Output every entry exactly as written.
-- Start of THE DATA --
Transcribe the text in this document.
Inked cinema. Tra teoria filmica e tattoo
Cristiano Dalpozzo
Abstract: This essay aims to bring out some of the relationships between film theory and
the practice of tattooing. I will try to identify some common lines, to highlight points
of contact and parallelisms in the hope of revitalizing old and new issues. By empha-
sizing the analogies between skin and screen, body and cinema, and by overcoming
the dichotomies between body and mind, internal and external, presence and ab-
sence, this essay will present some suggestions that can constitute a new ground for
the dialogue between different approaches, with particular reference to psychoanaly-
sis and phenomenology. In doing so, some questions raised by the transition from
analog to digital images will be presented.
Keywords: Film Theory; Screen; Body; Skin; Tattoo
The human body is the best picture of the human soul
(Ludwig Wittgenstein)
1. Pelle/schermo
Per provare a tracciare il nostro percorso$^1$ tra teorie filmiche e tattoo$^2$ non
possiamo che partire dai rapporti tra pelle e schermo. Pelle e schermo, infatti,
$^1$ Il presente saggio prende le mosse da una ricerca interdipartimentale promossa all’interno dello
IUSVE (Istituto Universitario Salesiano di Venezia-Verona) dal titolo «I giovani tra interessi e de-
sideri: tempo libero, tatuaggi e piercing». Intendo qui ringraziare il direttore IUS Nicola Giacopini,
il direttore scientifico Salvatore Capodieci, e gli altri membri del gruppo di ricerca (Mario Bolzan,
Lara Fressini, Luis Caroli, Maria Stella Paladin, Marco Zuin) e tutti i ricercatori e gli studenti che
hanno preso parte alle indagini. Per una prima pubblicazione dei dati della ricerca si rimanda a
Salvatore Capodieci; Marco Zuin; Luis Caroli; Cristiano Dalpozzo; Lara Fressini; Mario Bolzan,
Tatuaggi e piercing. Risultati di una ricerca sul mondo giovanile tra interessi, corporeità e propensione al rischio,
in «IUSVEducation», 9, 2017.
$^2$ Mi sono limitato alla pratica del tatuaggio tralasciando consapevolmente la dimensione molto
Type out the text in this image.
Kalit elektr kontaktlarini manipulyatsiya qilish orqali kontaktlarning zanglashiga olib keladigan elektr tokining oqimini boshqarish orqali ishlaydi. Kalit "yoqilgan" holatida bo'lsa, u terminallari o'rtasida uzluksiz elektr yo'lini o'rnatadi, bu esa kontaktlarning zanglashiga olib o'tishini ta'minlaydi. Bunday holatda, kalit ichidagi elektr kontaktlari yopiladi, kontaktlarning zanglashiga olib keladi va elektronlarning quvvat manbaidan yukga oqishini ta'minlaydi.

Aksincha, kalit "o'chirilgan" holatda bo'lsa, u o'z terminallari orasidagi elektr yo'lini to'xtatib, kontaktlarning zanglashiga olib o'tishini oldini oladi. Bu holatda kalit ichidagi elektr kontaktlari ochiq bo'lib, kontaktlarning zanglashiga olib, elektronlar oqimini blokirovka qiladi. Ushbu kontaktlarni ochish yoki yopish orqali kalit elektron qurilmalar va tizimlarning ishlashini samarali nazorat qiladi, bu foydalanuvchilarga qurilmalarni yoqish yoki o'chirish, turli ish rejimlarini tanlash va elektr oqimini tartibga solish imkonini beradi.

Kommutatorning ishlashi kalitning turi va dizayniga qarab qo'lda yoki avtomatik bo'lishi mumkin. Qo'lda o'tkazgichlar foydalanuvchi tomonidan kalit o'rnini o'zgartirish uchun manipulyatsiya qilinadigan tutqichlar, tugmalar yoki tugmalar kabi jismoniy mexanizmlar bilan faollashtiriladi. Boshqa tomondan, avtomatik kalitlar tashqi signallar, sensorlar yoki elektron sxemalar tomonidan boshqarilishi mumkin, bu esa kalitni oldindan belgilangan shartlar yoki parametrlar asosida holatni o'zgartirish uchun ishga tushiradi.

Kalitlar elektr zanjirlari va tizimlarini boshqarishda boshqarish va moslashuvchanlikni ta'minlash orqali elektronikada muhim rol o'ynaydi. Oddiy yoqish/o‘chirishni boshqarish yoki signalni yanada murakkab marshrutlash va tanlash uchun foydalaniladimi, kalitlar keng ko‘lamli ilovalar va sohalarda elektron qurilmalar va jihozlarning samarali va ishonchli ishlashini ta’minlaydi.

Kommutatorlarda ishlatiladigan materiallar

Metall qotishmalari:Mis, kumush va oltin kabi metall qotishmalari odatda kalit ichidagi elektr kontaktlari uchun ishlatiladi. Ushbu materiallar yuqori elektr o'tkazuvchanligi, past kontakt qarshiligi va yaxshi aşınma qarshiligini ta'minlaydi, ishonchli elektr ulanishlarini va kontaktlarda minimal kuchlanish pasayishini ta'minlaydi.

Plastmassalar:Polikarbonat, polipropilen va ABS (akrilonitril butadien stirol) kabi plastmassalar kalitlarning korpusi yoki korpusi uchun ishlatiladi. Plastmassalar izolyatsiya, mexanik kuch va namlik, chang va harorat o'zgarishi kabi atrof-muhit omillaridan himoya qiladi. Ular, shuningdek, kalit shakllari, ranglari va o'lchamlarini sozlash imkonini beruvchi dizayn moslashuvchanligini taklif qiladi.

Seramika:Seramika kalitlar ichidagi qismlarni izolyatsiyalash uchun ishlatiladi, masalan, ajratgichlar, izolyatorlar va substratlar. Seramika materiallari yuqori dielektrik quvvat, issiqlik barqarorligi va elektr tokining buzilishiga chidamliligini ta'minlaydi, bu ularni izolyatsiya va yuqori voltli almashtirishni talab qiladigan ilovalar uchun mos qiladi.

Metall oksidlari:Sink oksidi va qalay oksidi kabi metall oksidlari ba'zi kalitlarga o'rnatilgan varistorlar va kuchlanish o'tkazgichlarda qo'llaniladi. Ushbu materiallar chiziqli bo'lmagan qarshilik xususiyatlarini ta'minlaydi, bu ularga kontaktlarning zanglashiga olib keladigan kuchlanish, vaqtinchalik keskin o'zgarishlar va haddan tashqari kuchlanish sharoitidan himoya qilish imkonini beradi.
-- End of THE DATA --
ANSWER TO THE EXERCISE:
Transcribe the text in this document.
Inked cinema. Tra teoria filmica e tattoo
Cristiano Dalpozzo
Abstract: This essay aims to bring out some of the relationships between film theory and
the practice of tattooing. I will try to identify some common lines, to highlight points
of contact and parallelisms in the hope of revitalizing old and new issues. By empha-
sizing the analogies between skin and screen, body and cinema, and by overcoming
the dichotomies between body and mind, internal and external, presence and ab-
sence, this essay will present some suggestions that can constitute a new ground for
the dialogue between different approaches, with particular reference to psychoanaly-
sis and phenomenology. In doing so, some questions raised by the transition from
analog to digital images will be presented.
Keywords: Film Theory; Screen; Body; Skin; Tattoo
The human body is the best picture of the human soul
(Ludwig Wittgenstein)
1. Pelle/schermo
Per provare a tracciare il nostro percorso$^1$ tra teorie filmiche e tattoo$^2$ non
possiamo che partire dai rapporti tra pelle e schermo. Pelle e schermo, infatti,
$^1$ Il presente saggio prende le mosse da una ricerca interdipartimentale promossa all’interno dello
IUSVE (Istituto Universitario Salesiano di Venezia-Verona) dal titolo «I giovani tra interessi e de-
sideri: tempo libero, tatuaggi e piercing». Intendo qui ringraziare il direttore IUS Nicola Giacopini,
il direttore scientifico Salvatore Capodieci, e gli altri membri del gruppo di ricerca (Mario Bolzan,
Lara Fressini, Luis Caroli, Maria Stella Paladin, Marco Zuin) e tutti i ricercatori e gli studenti che
hanno preso parte alle indagini. Per una prima pubblicazione dei dati della ricerca si rimanda a
Salvatore Capodieci; Marco Zuin; Luis Caroli; Cristiano Dalpozzo; Lara Fressini; Mario Bolzan,
Tatuaggi e piercing. Risultati di una ricerca sul mondo giovanile tra interessi, corporeità e propensione al rischio,
in «IUSVEducation», 9, 2017.
$^2$ Mi sono limitato alla pratica del tatuaggio tralasciando consapevolmente la dimensione molto
Type out the text in this image.
Kalit elektr kontaktlarini manipulyatsiya qilish orqali kontaktlarning zanglashiga olib keladigan elektr tokining oqimini boshqarish orqali ishlaydi. Kalit "yoqilgan" holatida bo'lsa, u terminallari o'rtasida uzluksiz elektr yo'lini o'rnatadi, bu esa kontaktlarning zanglashiga olib o'tishini ta'minlaydi. Bunday holatda, kalit ichidagi elektr kontaktlari yopiladi, kontaktlarning zanglashiga olib keladi va elektronlarning quvvat manbaidan yukga oqishini ta'minlaydi.

Aksincha, kalit "o'chirilgan" holatda bo'lsa, u o'z terminallari orasidagi elektr yo'lini to'xtatib, kontaktlarning zanglashiga olib o'tishini oldini oladi. Bu holatda kalit ichidagi elektr kontaktlari ochiq bo'lib, kontaktlarning zanglashiga olib, elektronlar oqimini blokirovka qiladi. Ushbu kontaktlarni ochish yoki yopish orqali kalit elektron qurilmalar va tizimlarning ishlashini samarali nazorat qiladi, bu foydalanuvchilarga qurilmalarni yoqish yoki o'chirish, turli ish rejimlarini tanlash va elektr oqimini tartibga solish imkonini beradi.

Kommutatorning ishlashi kalitning turi va dizayniga qarab qo'lda yoki avtomatik bo'lishi mumkin. Qo'lda o'tkazgichlar foydalanuvchi tomonidan kalit o'rnini o'zgartirish uchun manipulyatsiya qilinadigan tutqichlar, tugmalar yoki tugmalar kabi jismoniy mexanizmlar bilan faollashtiriladi. Boshqa tomondan, avtomatik kalitlar tashqi signallar, sensorlar yoki elektron sxemalar tomonidan boshqarilishi mumkin, bu esa kalitni oldindan belgilangan shartlar yoki parametrlar asosida holatni o'zgartirish uchun ishga tushiradi.

Kalitlar elektr zanjirlari va tizimlarini boshqarishda boshqarish va moslashuvchanlikni ta'minlash orqali elektronikada muhim rol o'ynaydi. Oddiy yoqish/o‘chirishni boshqarish yoki signalni yanada murakkab marshrutlash va tanlash uchun foydalaniladimi, kalitlar keng ko‘lamli ilovalar va sohalarda elektron qurilmalar va jihozlarning samarali va ishonchli ishlashini ta’minlaydi.

Kommutatorlarda ishlatiladigan materiallar

Metall qotishmalari:Mis, kumush va oltin kabi metall qotishmalari odatda kalit ichidagi elektr kontaktlari uchun ishlatiladi. Ushbu materiallar yuqori elektr o'tkazuvchanligi, past kontakt qarshiligi va yaxshi aşınma qarshiligini ta'minlaydi, ishonchli elektr ulanishlarini va kontaktlarda minimal kuchlanish pasayishini ta'minlaydi.

Plastmassalar:Polikarbonat, polipropilen va ABS (akrilonitril butadien stirol) kabi plastmassalar kalitlarning korpusi yoki korpusi uchun ishlatiladi. Plastmassalar izolyatsiya, mexanik kuch va namlik, chang va harorat o'zgarishi kabi atrof-muhit omillaridan himoya qiladi. Ular, shuningdek, kalit shakllari, ranglari va o'lchamlarini sozlash imkonini beruvchi dizayn moslashuvchanligini taklif qiladi.

Seramika:Seramika kalitlar ichidagi qismlarni izolyatsiyalash uchun ishlatiladi, masalan, ajratgichlar, izolyatorlar va substratlar. Seramika materiallari yuqori dielektrik quvvat, issiqlik barqarorligi va elektr tokining buzilishiga chidamliligini ta'minlaydi, bu ularni izolyatsiya va yuqori voltli almashtirishni talab qiladigan ilovalar uchun mos qiladi.

Metall oksidlari:Sink oksidi va qalay oksidi kabi metall oksidlari ba'zi kalitlarga o'rnatilgan varistorlar va kuchlanish o'tkazgichlarda qo'llaniladi. Ushbu materiallar chiziqli bo'lmagan qarshilik xususiyatlarini ta'minlaydi, bu ularga kontaktlarning zanglashiga olib keladigan kuchlanish, vaqtinchalik keskin o'zgarishlar va haddan tashqari kuchlanish sharoitidan himoya qilish imkonini beradi.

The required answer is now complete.